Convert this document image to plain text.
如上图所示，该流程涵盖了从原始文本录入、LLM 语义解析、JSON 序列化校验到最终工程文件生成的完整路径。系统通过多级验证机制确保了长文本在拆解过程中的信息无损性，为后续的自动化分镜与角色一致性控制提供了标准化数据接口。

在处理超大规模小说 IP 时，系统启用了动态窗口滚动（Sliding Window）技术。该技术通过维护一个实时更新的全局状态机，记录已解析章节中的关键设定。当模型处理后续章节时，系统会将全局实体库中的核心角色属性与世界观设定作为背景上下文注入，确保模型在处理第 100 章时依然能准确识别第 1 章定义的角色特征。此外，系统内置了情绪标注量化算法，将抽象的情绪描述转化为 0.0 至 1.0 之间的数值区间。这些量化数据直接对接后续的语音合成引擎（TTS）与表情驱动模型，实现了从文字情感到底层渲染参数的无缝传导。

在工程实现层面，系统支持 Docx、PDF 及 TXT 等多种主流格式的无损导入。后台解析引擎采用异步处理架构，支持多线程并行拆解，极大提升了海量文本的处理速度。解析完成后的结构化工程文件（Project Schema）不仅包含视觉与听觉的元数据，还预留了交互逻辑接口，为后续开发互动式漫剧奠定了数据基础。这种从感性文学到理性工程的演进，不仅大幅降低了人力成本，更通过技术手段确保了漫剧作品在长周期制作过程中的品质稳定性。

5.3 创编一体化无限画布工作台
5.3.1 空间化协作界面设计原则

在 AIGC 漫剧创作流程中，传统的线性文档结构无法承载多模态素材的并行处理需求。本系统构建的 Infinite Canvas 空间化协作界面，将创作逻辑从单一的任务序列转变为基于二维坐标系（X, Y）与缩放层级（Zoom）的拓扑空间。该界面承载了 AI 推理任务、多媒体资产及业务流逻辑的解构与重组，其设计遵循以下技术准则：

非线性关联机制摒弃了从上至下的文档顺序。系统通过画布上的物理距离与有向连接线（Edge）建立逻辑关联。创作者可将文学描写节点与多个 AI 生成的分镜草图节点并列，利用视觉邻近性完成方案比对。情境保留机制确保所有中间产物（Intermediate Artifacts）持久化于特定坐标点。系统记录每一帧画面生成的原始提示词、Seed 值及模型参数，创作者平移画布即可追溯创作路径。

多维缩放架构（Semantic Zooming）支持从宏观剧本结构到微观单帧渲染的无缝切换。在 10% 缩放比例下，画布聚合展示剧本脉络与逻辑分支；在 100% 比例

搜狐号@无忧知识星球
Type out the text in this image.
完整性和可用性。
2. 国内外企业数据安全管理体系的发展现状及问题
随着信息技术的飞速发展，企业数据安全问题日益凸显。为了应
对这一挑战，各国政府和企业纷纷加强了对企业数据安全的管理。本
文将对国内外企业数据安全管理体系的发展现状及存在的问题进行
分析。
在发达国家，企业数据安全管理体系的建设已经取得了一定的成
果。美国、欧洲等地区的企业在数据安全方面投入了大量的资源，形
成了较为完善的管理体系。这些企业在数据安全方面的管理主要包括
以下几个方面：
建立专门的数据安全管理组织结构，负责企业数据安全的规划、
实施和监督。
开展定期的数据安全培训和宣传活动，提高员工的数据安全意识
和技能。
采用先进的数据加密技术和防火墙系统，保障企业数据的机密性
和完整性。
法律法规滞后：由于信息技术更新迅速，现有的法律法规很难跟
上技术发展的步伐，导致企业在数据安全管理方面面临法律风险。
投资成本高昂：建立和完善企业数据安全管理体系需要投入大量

*THE EXERCISE*
Write all of the records out again exactly.

*RESULT OF THE TASK*
Convert this document image to plain text.
如上图所示，该流程涵盖了从原始文本录入、LLM 语义解析、JSON 序列化校验到最终工程文件生成的完整路径。系统通过多级验证机制确保了长文本在拆解过程中的信息无损性，为后续的自动化分镜与角色一致性控制提供了标准化数据接口。

在处理超大规模小说 IP 时，系统启用了动态窗口滚动（Sliding Window）技术。该技术通过维护一个实时更新的全局状态机，记录已解析章节中的关键设定。当模型处理后续章节时，系统会将全局实体库中的核心角色属性与世界观设定作为背景上下文注入，确保模型在处理第 100 章时依然能准确识别第 1 章定义的角色特征。此外，系统内置了情绪标注量化算法，将抽象的情绪描述转化为 0.0 至 1.0 之间的数值区间。这些量化数据直接对接后续的语音合成引擎（TTS）与表情驱动模型，实现了从文字情感到底层渲染参数的无缝传导。

在工程实现层面，系统支持 Docx、PDF 及 TXT 等多种主流格式的无损导入。后台解析引擎采用异步处理架构，支持多线程并行拆解，极大提升了海量文本的处理速度。解析完成后的结构化工程文件（Project Schema）不仅包含视觉与听觉的元数据，还预留了交互逻辑接口，为后续开发互动式漫剧奠定了数据基础。这种从感性文学到理性工程的演进，不仅大幅降低了人力成本，更通过技术手段确保了漫剧作品在长周期制作过程中的品质稳定性。

5.3 创编一体化无限画布工作台
5.3.1 空间化协作界面设计原则

在 AIGC 漫剧创作流程中，传统的线性文档结构无法承载多模态素材的并行处理需求。本系统构建的 Infinite Canvas 空间化协作界面，将创作逻辑从单一的任务序列转变为基于二维坐标系（X, Y）与缩放层级（Zoom）的拓扑空间。该界面承载了 AI 推理任务、多媒体资产及业务流逻辑的解构与重组，其设计遵循以下技术准则：

非线性关联机制摒弃了从上至下的文档顺序。系统通过画布上的物理距离与有向连接线（Edge）建立逻辑关联。创作者可将文学描写节点与多个 AI 生成的分镜草图节点并列，利用视觉邻近性完成方案比对。情境保留机制确保所有中间产物（Intermediate Artifacts）持久化于特定坐标点。系统记录每一帧画面生成的原始提示词、Seed 值及模型参数，创作者平移画布即可追溯创作路径。

多维缩放架构（Semantic Zooming）支持从宏观剧本结构到微观单帧渲染的无缝切换。在 10% 缩放比例下，画布聚合展示剧本脉络与逻辑分支；在 100% 比例

搜狐号@无忧知识星球
Type out the text in this image.
完整性和可用性。
2. 国内外企业数据安全管理体系的发展现状及问题
随着信息技术的飞速发展，企业数据安全问题日益凸显。为了应
对这一挑战，各国政府和企业纷纷加强了对企业数据安全的管理。本
文将对国内外企业数据安全管理体系的发展现状及存在的问题进行
分析。
在发达国家，企业数据安全管理体系的建设已经取得了一定的成
果。美国、欧洲等地区的企业在数据安全方面投入了大量的资源，形
成了较为完善的管理体系。这些企业在数据安全方面的管理主要包括
以下几个方面：
建立专门的数据安全管理组织结构，负责企业数据安全的规划、
实施和监督。
开展定期的数据安全培训和宣传活动，提高员工的数据安全意识
和技能。
采用先进的数据加密技术和防火墙系统，保障企业数据的机密性
和完整性。
法律法规滞后：由于信息技术更新迅速，现有的法律法规很难跟
上技术发展的步伐，导致企业在数据安全管理方面面临法律风险。
投资成本高昂：建立和完善企业数据安全管理体系需要投入大量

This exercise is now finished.